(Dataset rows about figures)
==================================================
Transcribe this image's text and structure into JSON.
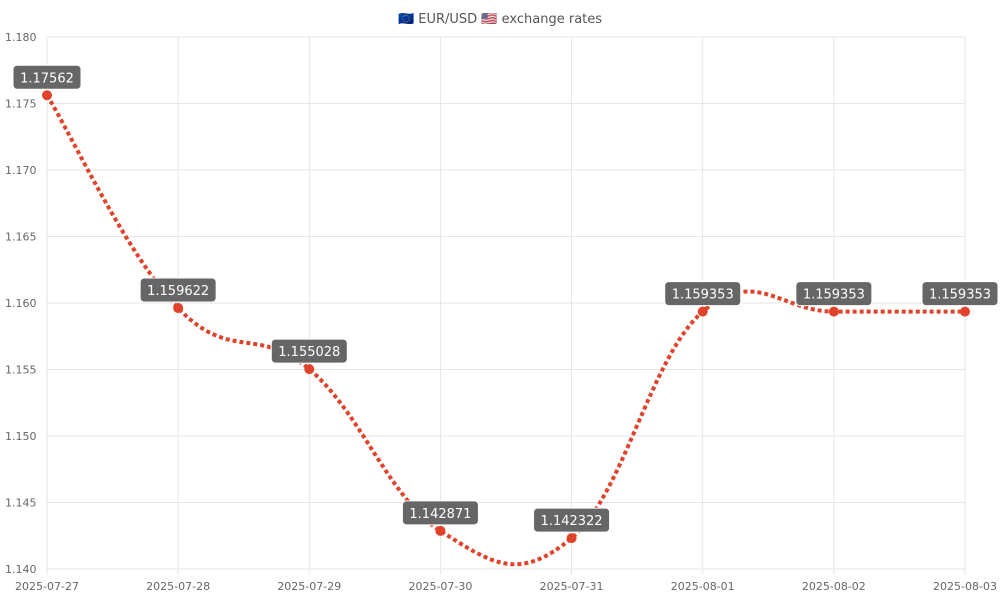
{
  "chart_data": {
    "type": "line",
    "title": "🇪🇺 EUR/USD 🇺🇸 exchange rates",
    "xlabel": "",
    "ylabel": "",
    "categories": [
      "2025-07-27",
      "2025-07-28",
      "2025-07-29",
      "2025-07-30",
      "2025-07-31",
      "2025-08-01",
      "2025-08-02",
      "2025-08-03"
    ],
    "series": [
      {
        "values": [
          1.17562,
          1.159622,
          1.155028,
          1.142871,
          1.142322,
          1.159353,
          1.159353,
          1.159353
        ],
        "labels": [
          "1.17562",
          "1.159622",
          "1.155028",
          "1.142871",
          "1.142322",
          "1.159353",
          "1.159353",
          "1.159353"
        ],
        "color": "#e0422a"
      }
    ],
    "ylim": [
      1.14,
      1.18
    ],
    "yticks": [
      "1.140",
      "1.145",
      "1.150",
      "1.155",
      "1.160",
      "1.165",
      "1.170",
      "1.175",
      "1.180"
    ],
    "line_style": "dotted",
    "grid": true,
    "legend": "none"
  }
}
==================================================
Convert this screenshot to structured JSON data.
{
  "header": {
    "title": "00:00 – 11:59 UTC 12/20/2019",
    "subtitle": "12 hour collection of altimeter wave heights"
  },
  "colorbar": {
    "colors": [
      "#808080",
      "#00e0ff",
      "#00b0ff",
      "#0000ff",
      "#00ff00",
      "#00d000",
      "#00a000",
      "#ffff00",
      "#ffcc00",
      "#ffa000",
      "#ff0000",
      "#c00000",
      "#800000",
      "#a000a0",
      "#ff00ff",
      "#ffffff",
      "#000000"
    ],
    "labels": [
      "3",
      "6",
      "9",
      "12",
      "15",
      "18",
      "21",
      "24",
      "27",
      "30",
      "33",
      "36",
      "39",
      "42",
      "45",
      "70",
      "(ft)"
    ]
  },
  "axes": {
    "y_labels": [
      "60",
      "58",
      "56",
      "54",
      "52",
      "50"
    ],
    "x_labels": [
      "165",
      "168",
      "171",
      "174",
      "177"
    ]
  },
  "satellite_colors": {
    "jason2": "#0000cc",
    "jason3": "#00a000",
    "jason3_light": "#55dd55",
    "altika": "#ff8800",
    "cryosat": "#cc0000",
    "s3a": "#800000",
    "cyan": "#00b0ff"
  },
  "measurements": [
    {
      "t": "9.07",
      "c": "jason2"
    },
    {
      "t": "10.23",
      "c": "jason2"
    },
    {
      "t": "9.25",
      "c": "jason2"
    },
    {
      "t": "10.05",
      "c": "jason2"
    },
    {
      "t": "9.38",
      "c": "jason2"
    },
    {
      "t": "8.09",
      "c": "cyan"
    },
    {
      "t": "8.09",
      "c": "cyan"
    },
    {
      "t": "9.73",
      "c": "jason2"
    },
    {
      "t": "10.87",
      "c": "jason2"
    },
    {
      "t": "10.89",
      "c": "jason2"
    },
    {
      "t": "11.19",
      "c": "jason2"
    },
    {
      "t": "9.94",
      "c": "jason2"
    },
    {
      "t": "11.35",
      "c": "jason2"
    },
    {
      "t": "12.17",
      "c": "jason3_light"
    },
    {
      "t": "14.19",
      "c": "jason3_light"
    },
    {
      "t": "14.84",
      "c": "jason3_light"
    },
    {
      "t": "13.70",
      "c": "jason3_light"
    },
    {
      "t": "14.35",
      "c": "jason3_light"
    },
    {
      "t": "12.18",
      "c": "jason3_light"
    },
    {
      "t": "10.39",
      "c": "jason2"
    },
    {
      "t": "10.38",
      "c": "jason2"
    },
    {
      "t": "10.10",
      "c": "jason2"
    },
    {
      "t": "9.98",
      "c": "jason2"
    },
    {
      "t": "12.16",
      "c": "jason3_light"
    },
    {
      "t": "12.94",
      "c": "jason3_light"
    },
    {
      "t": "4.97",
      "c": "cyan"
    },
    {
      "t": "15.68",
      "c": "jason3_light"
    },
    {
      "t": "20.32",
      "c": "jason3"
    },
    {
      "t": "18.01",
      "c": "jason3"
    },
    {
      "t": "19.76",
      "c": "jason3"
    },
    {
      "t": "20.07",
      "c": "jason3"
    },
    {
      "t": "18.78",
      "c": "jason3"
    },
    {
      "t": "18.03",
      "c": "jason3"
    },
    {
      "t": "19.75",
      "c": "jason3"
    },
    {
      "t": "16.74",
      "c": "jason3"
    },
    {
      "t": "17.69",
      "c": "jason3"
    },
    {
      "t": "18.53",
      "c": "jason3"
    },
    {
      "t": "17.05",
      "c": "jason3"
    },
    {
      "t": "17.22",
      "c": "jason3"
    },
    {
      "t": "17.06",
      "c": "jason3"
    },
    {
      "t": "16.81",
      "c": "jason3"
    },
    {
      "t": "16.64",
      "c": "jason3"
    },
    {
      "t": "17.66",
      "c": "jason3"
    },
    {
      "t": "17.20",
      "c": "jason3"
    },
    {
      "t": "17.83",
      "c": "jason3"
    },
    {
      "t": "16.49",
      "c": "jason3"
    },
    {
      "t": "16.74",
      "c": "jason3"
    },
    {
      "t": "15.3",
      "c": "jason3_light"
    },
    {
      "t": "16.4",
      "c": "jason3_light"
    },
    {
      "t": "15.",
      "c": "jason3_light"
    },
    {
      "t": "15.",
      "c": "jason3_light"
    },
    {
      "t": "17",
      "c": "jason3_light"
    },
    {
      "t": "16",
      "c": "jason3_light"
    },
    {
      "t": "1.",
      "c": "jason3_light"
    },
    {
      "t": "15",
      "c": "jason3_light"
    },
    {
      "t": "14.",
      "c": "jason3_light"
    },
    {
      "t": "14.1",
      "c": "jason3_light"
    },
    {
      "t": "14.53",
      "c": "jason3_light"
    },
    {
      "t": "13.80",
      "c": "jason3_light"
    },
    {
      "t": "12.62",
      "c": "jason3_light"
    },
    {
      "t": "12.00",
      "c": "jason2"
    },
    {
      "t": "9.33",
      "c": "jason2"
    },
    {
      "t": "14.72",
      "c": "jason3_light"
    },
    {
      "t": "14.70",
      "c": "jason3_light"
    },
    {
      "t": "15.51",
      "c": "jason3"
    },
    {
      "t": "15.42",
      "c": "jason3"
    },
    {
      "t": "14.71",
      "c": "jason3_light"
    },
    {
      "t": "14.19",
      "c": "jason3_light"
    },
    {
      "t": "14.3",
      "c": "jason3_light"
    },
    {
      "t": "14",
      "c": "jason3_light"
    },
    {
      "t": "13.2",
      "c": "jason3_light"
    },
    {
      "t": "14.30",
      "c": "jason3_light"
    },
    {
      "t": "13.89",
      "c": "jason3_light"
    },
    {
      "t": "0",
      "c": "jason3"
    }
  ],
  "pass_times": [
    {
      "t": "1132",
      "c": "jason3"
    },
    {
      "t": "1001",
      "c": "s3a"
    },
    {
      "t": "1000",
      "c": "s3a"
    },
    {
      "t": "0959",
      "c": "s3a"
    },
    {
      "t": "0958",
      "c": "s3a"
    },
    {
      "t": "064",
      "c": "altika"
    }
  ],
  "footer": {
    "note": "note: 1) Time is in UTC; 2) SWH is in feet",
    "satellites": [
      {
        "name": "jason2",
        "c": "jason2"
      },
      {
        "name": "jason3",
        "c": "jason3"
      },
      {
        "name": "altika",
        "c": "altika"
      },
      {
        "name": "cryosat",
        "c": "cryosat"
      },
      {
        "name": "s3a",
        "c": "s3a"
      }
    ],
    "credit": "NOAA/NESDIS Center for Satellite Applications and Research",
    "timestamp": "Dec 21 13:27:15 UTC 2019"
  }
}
==================================================
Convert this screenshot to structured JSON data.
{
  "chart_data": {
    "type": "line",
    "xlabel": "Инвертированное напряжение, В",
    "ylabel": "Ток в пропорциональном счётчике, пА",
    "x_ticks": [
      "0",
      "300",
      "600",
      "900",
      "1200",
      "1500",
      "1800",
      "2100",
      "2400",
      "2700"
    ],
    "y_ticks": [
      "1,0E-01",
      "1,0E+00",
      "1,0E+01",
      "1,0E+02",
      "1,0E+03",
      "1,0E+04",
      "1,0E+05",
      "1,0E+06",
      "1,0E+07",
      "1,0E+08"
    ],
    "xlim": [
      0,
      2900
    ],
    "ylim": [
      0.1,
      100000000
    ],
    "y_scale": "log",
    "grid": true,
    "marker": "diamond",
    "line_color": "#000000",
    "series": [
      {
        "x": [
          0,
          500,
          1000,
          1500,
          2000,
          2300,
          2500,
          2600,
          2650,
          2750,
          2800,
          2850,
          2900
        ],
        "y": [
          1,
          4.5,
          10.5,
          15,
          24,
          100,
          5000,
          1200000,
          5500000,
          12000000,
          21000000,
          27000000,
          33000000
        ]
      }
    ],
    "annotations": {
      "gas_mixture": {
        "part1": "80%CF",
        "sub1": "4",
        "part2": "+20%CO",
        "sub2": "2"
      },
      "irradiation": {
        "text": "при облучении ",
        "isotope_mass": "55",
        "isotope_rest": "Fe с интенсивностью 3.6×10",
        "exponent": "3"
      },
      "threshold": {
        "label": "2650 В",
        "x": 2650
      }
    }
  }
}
==================================================
> _Goal_
Which lines include the word "text"? List them all.

> _Written response_
Transcribe this image's text and structure into JSON.
        "text": "при облучении ",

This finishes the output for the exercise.